- **Task prompt**
Look through the lines below and extract each one that contains "xiran".

[Dataset entries]
↓↓↓
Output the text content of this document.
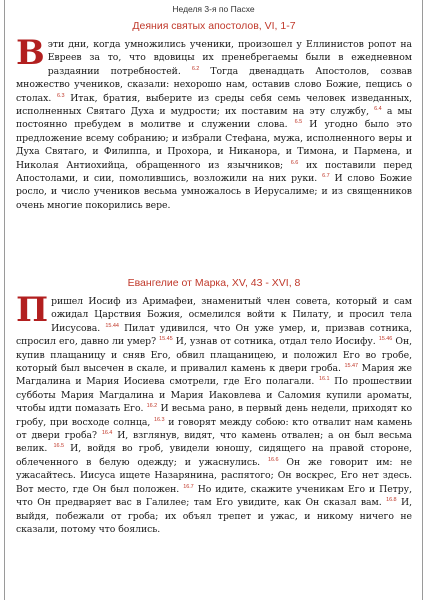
Неделя 3-я по Пасхе
Деяния святых апостолов, VI, 1-7

В эти дни, когда умножились ученики, произошел у Еллинистов ропот на Евреев за то, что вдовицы их пренебрегаемы были в ежедневном раздаянии потребностей. $^{6.2}$ Тогда двенадцать Апостолов, созвав множество учеников, сказали: нехорошо нам, оставив слово Божие, пещись о столах. $^{6.3}$ Итак, братия, выберите из среды себя семь человек изведанных, исполненных Святаго Духа и мудрости; их поставим на эту службу, $^{6.4}$ а мы постоянно пребудем в молитве и служении слова. $^{6.5}$ И угодно было это предложение всему собранию; и избрали Стефана, мужа, исполненного веры и Духа Святаго, и Филиппа, и Прохора, и Никанора, и Тимона, и Пармена, и Николая Антиохийца, обращенного из язычников; $^{6.6}$ их поставили перед Апостолами, и сии, помолившись, возложили на них руки. $^{6.7}$ И слово Божие росло, и число учеников весьма умножалось в Иерусалиме; и из священников очень многие покорились вере.

Евангелие от Марка, XV, 43 - XVI, 8

П ришел Иосиф из Аримафеи, знаменитый член совета, который и сам ожидал Царствия Божия, осмелился войти к Пилату, и просил тела Иисусова. $^{15.44}$ Пилат удивился, что Он уже умер, и, призвав сотника, спросил его, давно ли умер? $^{15.45}$ И, узнав от сотника, отдал тело Иосифу. $^{15.46}$ Он, купив плащаницу и сняв Его, обвил плащаницею, и положил Его во гробе, который был высечен в скале, и привалил камень к двери гроба. $^{15.47}$ Мария же Магдалина и Мария Иосиева смотрели, где Его полагали. $^{16.1}$ По прошествии субботы Мария Магдалина и Мария Иаковлева и Саломия купили ароматы, чтобы идти помазать Его. $^{16.2}$ И весьма рано, в первый день недели, приходят ко гробу, при восходе солнца, $^{16.3}$ и говорят между собою: кто отвалит нам камень от двери гроба? $^{16.4}$ И, взглянув, видят, что камень отвален; а он был весьма велик. $^{16.5}$ И, войдя во гроб, увидели юношу, сидящего на правой стороне, облеченного в белую одежду; и ужаснулись. $^{16.6}$ Он же говорит им: не ужасайтесь. Иисуса ищете Назарянина, распятого; Он воскрес, Его нет здесь. Вот место, где Он был положен. $^{16.7}$ Но идите, скажите ученикам Его и Петру, что Он предваряет вас в Галилее; там Его увидите, как Он сказал вам. $^{16.8}$ И, выйдя, побежали от гроба; их объял трепет и ужас, и никому ничего не сказали, потому что боялись.
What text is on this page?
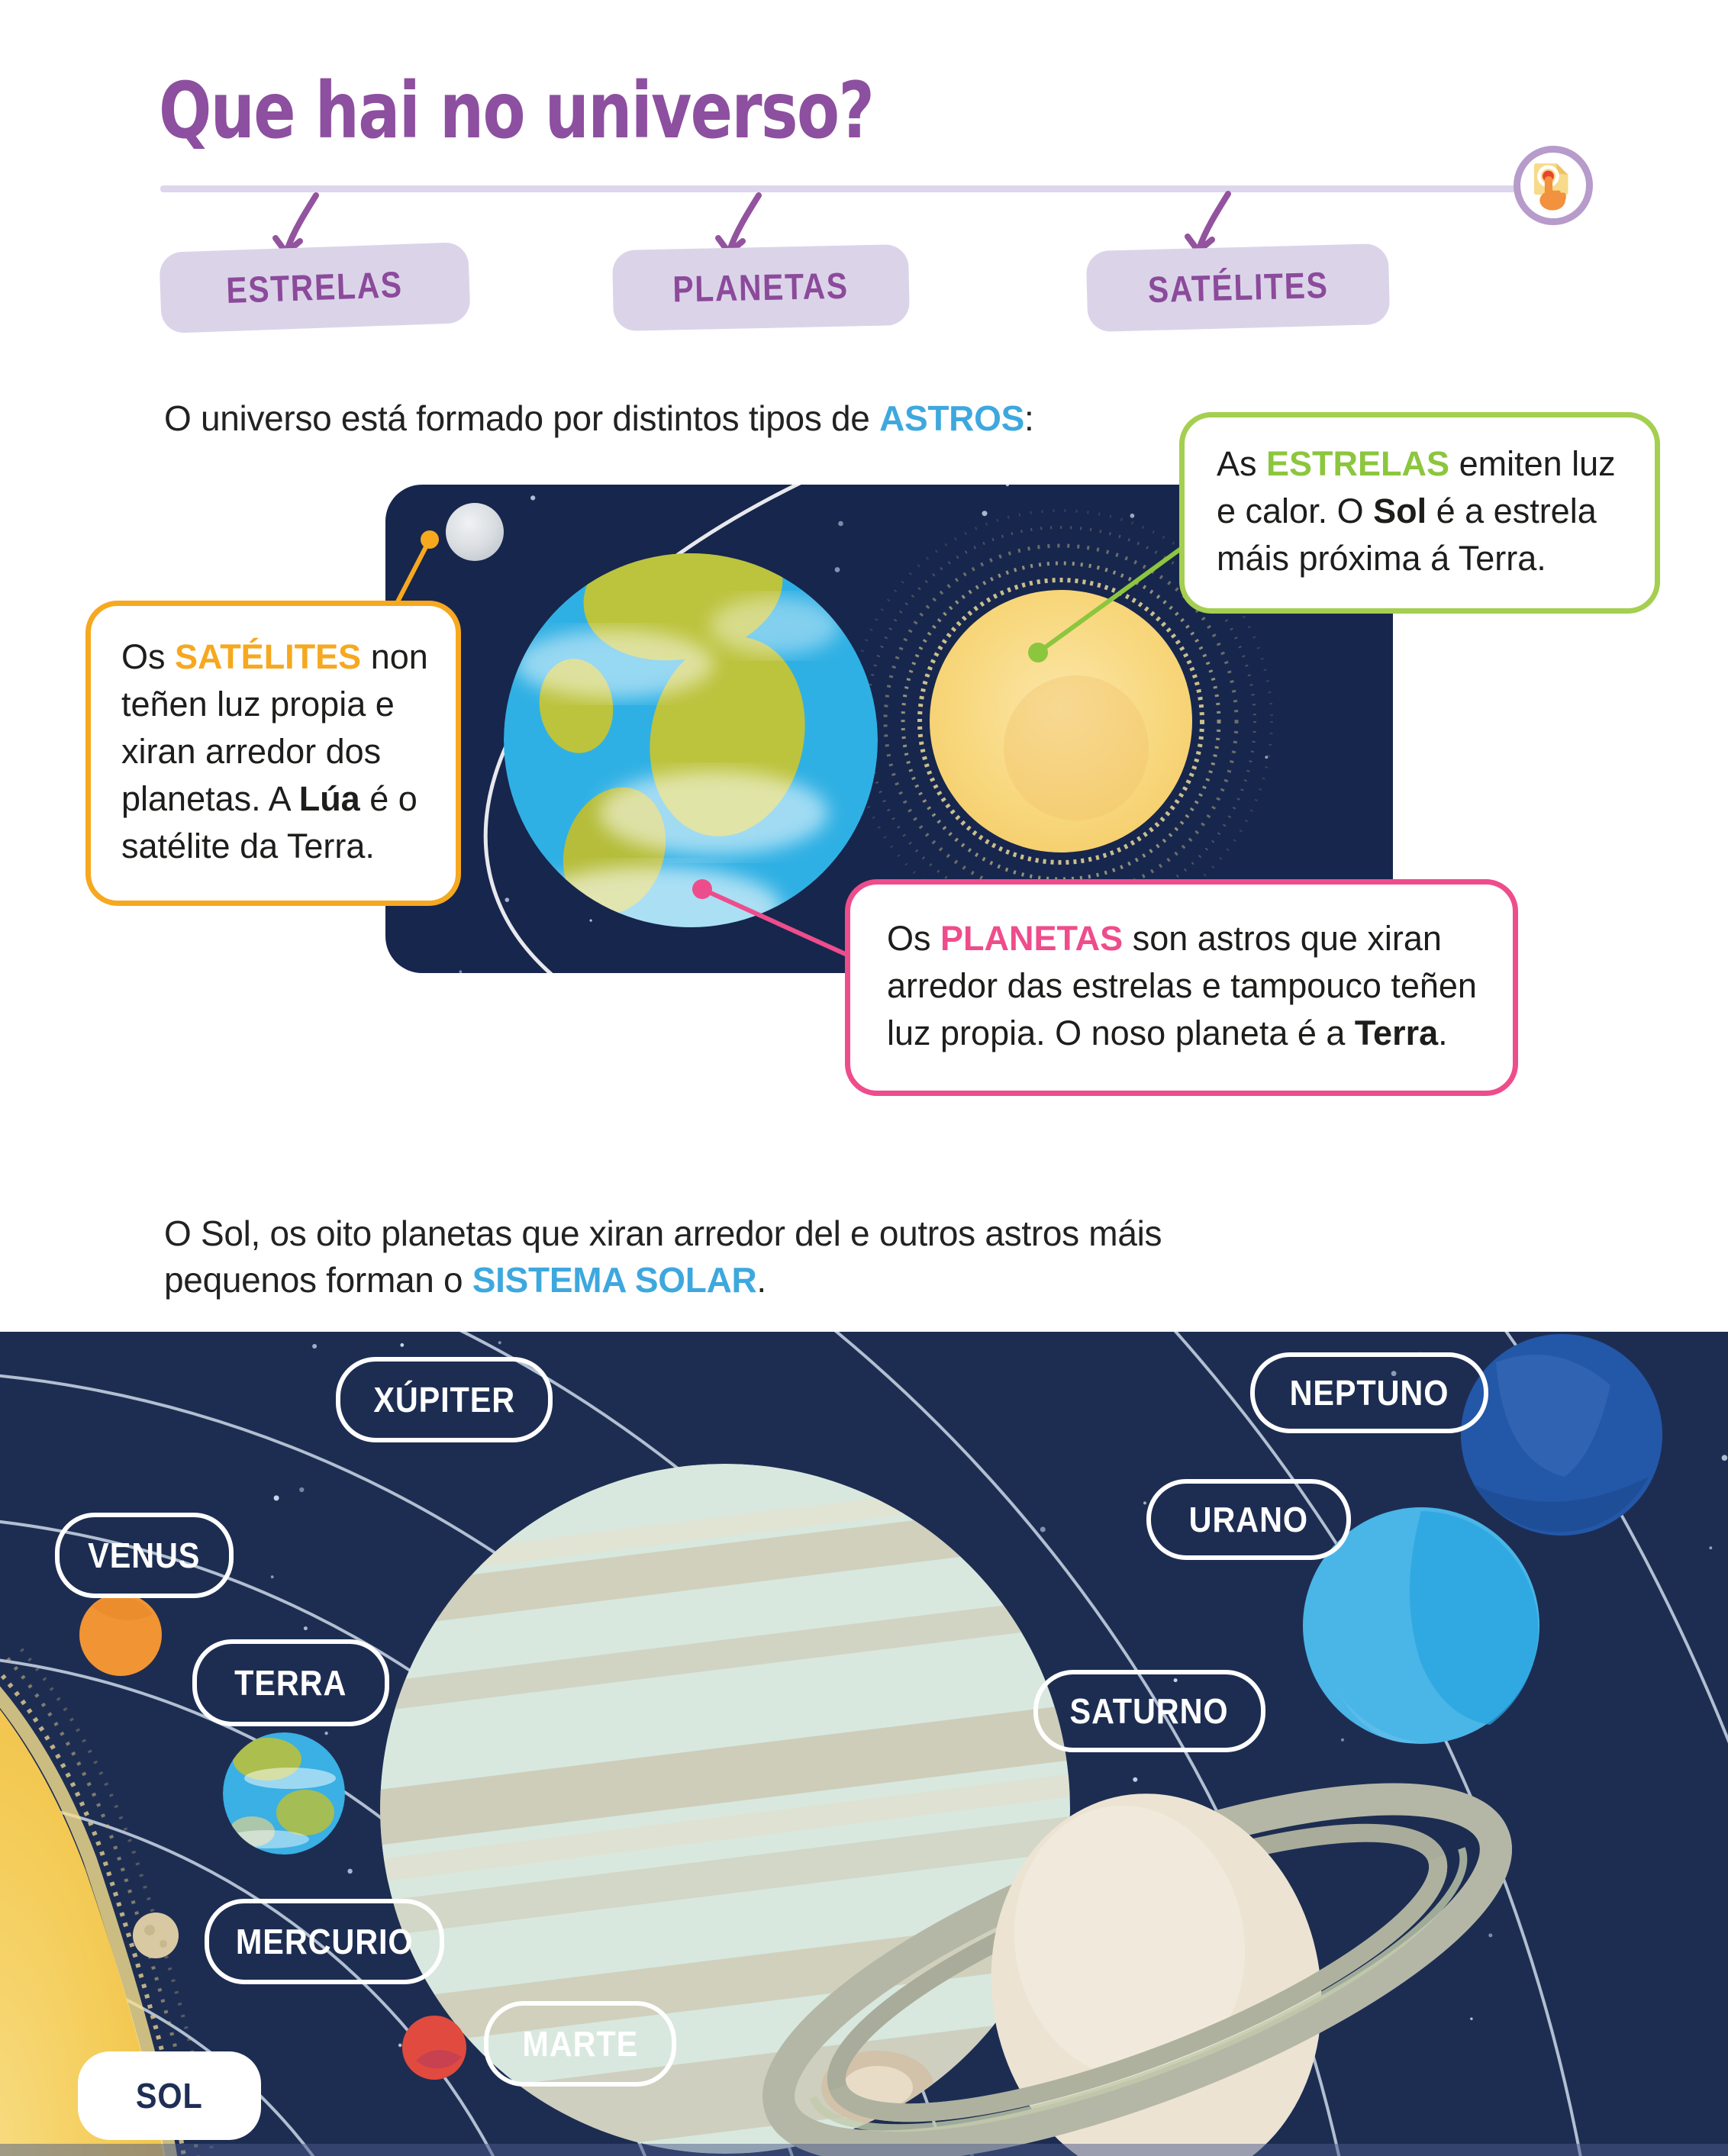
Que hai no universo?
ESTRELAS	PLANETAS	SATÉLITES

O universo está formado por distintos tipos de ASTROS:

As ESTRELAS emiten luz e calor. O Sol é a estrela máis próxima á Terra.
Os SATÉLITES non teñen luz propia e xiran arredor dos planetas. A Lúa é o satélite da Terra.
Os PLANETAS son astros que xiran arredor das estrelas e tampouco teñen luz propia. O noso planeta é a Terra.

O Sol, os oito planetas que xiran arredor del e outros astros máis pequenos forman o SISTEMA SOLAR.

XÚPITER	NEPTUNO
VENUS
URANO
TERRA
SATURNO
MERCURIO
MARTE
SOL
↑↑↑
- **Output for this exercise**
Os SATÉLITES non teñen luz propia e xiran arredor dos planetas. A Lúa é o satélite da Terra.
Os PLANETAS son astros que xiran arredor das estrelas e tampouco teñen luz propia. O noso planeta é a Terra.
O Sol, os oito planetas que xiran arredor del e outros astros máis pequenos forman o SISTEMA SOLAR.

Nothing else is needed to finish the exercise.